--- START OF Provided text ---

The business address of the Board of Directors and the senior managers is Via Abetone Inferiore n. 4 I-41053 Maranello (MO) Italy.
The Company is registered at the Dutch trade register under number 64060977.
The Netherlands is the Company’s home member state for the purposes of the EU Transparency Directive (Directive 2004/109/EC, as amended).
Internal Control System
The Company has in place an internal control system (the “System”), based on the model provided by the COSO Framework (Committee of Sponsoring Organizations of the Treadway Commission Report – Enterprise Risk Management model) and the principles of the Dutch Corporate Governance Code, which consists of a set of policies, procedures and organizational structures aimed at identifying, measuring, managing and monitoring the principal risks to which the Company is exposed. The System is integrated within the organizational and corporate governance framework adopted by the Company and contributes to the protection of corporate assets, as well as to ensuring the efficiency and effectiveness of business processes, reliability of financial information and compliance with laws, regulations, the Articles of Association and internal procedures.
The System, which has been developed on the basis of international best practices, relies on the so called “Three Levels of Controls Model” as referred to and outlined in the “Risk Management Process and Internal Control Systems” section of this Report.
Principal Characteristics of the Internal Control System and Internal Control over Financial Reporting
The Company has in place a system of risk management and internal control over financial reporting based on the model provided by the COSO Framework, according to which the internal control system is defined as a set of rules, procedures and tools designed to provide reasonable assurance of the achievement of corporate objectives.
In relation to the financial reporting process, reliability, accuracy, completeness and timeliness of the information contribute to the achievement of such corporate objectives. Risk management is an integral part of the internal control system. A periodic evaluation of the system of internal control over financial reporting is designed to ensure the overall effectiveness of the components of the COSO Framework (control environment, risk assessment, control activities, information and communication, and monitoring) in achieving those objectives.
The Company has a system of administrative and accounting procedures in place that ensure a high degree of reliability in the system of internal control over financial reporting.
The approach adopted by the Company for the evaluation, monitoring and continuous updating of the system of internal control over financial reporting, is based on a ‘top-down, risk-based’ process consistent with the COSO Framework. This enables focus on areas of higher risk and/or materiality, where there is risk of significant errors, including those attributable to fraud, in the elements of the financial statements and related documents. The key components of the process are:
•identification and evaluation of the source and probability of material errors in elements of financial reporting;
•assessment of the adequacy of key controls in enabling ex-ante or ex-post identification of potential misstatements in elements of financial reporting; and
•verification of the operating effectiveness of controls based on the assessment of the risk of misstatement in financial reporting, with testing focused on areas of higher risk.
Identification and evaluation of the risk of misstatements which could have material effects on financial reporting is carried out through a risk assessment process that uses a top-down approach to identify the organizational entities, processes and the related accounts, in addition to specific activities, which could potentially generate significant errors. Under the methodology adopted by the Company, risks and related controls are associated with the accounting and business processes upon which accounting information is based.
Significant risks identified through the assessment process require definition and evaluation of key controls that address those risks, thereby mitigating the possibility that financial reporting will contain any material misstatements.

--- END OF Provided text ---
--- START OF Excerpted data ---

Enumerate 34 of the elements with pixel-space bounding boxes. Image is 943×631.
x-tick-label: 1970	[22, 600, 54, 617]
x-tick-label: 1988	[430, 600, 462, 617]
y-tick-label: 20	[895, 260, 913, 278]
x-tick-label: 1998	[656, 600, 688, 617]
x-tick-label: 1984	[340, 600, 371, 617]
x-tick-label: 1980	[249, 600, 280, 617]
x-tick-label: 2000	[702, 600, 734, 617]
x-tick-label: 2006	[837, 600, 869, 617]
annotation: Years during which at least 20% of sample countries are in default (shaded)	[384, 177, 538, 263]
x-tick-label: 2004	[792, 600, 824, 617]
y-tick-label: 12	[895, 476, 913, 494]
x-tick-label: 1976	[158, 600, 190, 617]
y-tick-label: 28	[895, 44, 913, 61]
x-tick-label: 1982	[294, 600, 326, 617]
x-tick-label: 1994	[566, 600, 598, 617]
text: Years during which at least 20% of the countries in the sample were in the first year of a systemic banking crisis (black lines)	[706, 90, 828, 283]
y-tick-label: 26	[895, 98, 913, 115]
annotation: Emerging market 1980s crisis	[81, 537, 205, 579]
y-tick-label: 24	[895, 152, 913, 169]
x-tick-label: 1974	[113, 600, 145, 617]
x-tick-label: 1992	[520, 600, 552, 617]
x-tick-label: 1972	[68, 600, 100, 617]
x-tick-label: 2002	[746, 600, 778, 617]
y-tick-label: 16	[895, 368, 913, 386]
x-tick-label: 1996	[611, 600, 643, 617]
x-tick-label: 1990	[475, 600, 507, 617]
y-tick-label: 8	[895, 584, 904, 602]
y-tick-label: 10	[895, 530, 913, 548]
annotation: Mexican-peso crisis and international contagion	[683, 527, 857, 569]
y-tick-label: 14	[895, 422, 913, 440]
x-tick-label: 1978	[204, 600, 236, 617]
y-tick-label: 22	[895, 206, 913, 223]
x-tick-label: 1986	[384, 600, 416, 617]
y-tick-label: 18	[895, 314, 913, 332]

--- END OF Excerpted data ---

Transcribe the stretch of the internal control text from "The business address" through "2004/109/EC, as amended).", reproducing every word and punctuation mark without alteration. The material has no connection to the text on internal control.

● **Full solution**
The business address of the Board of Directors and the senior managers is Via Abetone Inferiore n. 4 I-41053 Maranello (MO) Italy.
The Company is registered at the Dutch trade register under number 64060977.
The Netherlands is the Company’s home member state for the purposes of the EU Transparency Directive (Directive 2004/109/EC, as amended).